** LISTED RECORDS follows **
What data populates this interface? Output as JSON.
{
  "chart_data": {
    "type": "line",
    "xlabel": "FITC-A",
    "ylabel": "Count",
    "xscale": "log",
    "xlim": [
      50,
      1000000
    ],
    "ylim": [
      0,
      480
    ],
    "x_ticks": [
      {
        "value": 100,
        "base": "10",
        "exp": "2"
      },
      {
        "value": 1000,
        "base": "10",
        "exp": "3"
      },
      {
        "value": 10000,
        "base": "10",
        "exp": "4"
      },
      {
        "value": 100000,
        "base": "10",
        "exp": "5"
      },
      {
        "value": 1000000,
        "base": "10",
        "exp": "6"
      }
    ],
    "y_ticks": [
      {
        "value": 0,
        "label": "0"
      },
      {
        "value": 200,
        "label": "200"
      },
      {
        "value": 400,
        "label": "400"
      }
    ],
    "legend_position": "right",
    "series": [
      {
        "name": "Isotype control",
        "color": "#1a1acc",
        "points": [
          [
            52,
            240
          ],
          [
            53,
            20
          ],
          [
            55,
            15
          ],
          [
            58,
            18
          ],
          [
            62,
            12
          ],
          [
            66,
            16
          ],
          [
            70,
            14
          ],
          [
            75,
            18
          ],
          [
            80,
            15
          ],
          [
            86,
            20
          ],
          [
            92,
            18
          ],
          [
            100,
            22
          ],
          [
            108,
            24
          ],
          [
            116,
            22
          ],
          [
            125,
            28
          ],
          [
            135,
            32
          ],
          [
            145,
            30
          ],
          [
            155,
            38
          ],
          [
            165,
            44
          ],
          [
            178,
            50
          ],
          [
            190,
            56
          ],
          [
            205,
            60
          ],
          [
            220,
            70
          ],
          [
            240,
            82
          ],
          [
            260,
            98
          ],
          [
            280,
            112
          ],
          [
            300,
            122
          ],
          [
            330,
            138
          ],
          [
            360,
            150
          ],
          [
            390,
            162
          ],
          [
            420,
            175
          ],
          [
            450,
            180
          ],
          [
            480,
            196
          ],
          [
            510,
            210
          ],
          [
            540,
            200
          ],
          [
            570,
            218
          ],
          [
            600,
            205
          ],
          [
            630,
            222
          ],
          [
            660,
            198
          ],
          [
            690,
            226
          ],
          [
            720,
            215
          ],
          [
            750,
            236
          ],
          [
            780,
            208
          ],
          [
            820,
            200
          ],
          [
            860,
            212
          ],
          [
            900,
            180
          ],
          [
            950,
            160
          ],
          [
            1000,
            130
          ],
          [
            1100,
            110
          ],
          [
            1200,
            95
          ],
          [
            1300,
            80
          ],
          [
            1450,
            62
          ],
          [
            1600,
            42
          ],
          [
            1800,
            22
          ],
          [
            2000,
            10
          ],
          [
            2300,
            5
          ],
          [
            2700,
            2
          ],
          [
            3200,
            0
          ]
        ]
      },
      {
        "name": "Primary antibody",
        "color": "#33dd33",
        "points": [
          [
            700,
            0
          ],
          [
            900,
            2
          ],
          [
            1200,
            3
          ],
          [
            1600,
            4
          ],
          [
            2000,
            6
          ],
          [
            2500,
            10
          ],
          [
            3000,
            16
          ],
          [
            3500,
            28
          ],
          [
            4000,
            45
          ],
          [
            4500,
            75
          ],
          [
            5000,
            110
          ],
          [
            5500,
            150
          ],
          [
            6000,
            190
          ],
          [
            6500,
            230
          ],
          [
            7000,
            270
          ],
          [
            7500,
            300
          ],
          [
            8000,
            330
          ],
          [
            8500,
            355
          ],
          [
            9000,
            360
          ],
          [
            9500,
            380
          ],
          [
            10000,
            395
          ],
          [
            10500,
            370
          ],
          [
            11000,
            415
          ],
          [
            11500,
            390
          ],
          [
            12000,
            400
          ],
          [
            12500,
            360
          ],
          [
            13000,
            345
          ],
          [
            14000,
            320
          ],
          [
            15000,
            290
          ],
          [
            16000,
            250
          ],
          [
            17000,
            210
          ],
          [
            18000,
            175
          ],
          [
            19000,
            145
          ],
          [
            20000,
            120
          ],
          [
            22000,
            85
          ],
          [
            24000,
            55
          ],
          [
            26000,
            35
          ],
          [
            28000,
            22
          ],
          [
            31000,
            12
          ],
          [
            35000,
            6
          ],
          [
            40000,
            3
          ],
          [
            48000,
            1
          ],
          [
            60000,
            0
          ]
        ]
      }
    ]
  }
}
** End of LISTED RECORDS **
● WHAT IS REQUIRED
Write every line of the material out again exactly.

● COMPLETED TASK
What data populates this interface? Output as JSON.
{
  "chart_data": {
    "type": "line",
    "xlabel": "FITC-A",
    "ylabel": "Count",
    "xscale": "log",
    "xlim": [
      50,
      1000000
    ],
    "ylim": [
      0,
      480
    ],
    "x_ticks": [
      {
        "value": 100,
        "base": "10",
        "exp": "2"
      },
      {
        "value": 1000,
        "base": "10",
        "exp": "3"
      },
      {
        "value": 10000,
        "base": "10",
        "exp": "4"
      },
      {
        "value": 100000,
        "base": "10",
        "exp": "5"
      },
      {
        "value": 1000000,
        "base": "10",
        "exp": "6"
      }
    ],
    "y_ticks": [
      {
        "value": 0,
        "label": "0"
      },
      {
        "value": 200,
        "label": "200"
      },
      {
        "value": 400,
        "label": "400"
      }
    ],
    "legend_position": "right",
    "series": [
      {
        "name": "Isotype control",
        "color": "#1a1acc",
        "points": [
          [
            52,
            240
          ],
          [
            53,
            20
          ],
          [
            55,
            15
          ],
          [
            58,
            18
          ],
          [
            62,
            12
          ],
          [
            66,
            16
          ],
          [
            70,
            14
          ],
          [
            75,
            18
          ],
          [
            80,
            15
          ],
          [
            86,
            20
          ],
          [
            92,
            18
          ],
          [
            100,
            22
          ],
          [
            108,
            24
          ],
          [
            116,
            22
          ],
          [
            125,
            28
          ],
          [
            135,
            32
          ],
          [
            145,
            30
          ],
          [
            155,
            38
          ],
          [
            165,
            44
          ],
          [
            178,
            50
          ],
          [
            190,
            56
          ],
          [
            205,
            60
          ],
          [
            220,
            70
          ],
          [
            240,
            82
          ],
          [
            260,
            98
          ],
          [
            280,
            112
          ],
          [
            300,
            122
          ],
          [
            330,
            138
          ],
          [
            360,
            150
          ],
          [
            390,
            162
          ],
          [
            420,
            175
          ],
          [
            450,
            180
          ],
          [
            480,
            196
          ],
          [
            510,
            210
          ],
          [
            540,
            200
          ],
          [
            570,
            218
          ],
          [
            600,
            205
          ],
          [
            630,
            222
          ],
          [
            660,
            198
          ],
          [
            690,
            226
          ],
          [
            720,
            215
          ],
          [
            750,
            236
          ],
          [
            780,
            208
          ],
          [
            820,
            200
          ],
          [
            860,
            212
          ],
          [
            900,
            180
          ],
          [
            950,
            160
          ],
          [
            1000,
            130
          ],
          [
            1100,
            110
          ],
          [
            1200,
            95
          ],
          [
            1300,
            80
          ],
          [
            1450,
            62
          ],
          [
            1600,
            42
          ],
          [
            1800,
            22
          ],
          [
            2000,
            10
          ],
          [
            2300,
            5
          ],
          [
            2700,
            2
          ],
          [
            3200,
            0
          ]
        ]
      },
      {
        "name": "Primary antibody",
        "color": "#33dd33",
        "points": [
          [
            700,
            0
          ],
          [
            900,
            2
          ],
          [
            1200,
            3
          ],
          [
            1600,
            4
          ],
          [
            2000,
            6
          ],
          [
            2500,
            10
          ],
          [
            3000,
            16
          ],
          [
            3500,
            28
          ],
          [
            4000,
            45
          ],
          [
            4500,
            75
          ],
          [
            5000,
            110
          ],
          [
            5500,
            150
          ],
          [
            6000,
            190
          ],
          [
            6500,
            230
          ],
          [
            7000,
            270
          ],
          [
            7500,
            300
          ],
          [
            8000,
            330
          ],
          [
            8500,
            355
          ],
          [
            9000,
            360
          ],
          [
            9500,
            380
          ],
          [
            10000,
            395
          ],
          [
            10500,
            370
          ],
          [
            11000,
            415
          ],
          [
            11500,
            390
          ],
          [
            12000,
            400
          ],
          [
            12500,
            360
          ],
          [
            13000,
            345
          ],
          [
            14000,
            320
          ],
          [
            15000,
            290
          ],
          [
            16000,
            250
          ],
          [
            17000,
            210
          ],
          [
            18000,
            175
          ],
          [
            19000,
            145
          ],
          [
            20000,
            120
          ],
          [
            22000,
            85
          ],
          [
            24000,
            55
          ],
          [
            26000,
            35
          ],
          [
            28000,
            22
          ],
          [
            31000,
            12
          ],
          [
            35000,
            6
          ],
          [
            40000,
            3
          ],
          [
            48000,
            1
          ],
          [
            60000,
            0
          ]
        ]
      }
    ]
  }
}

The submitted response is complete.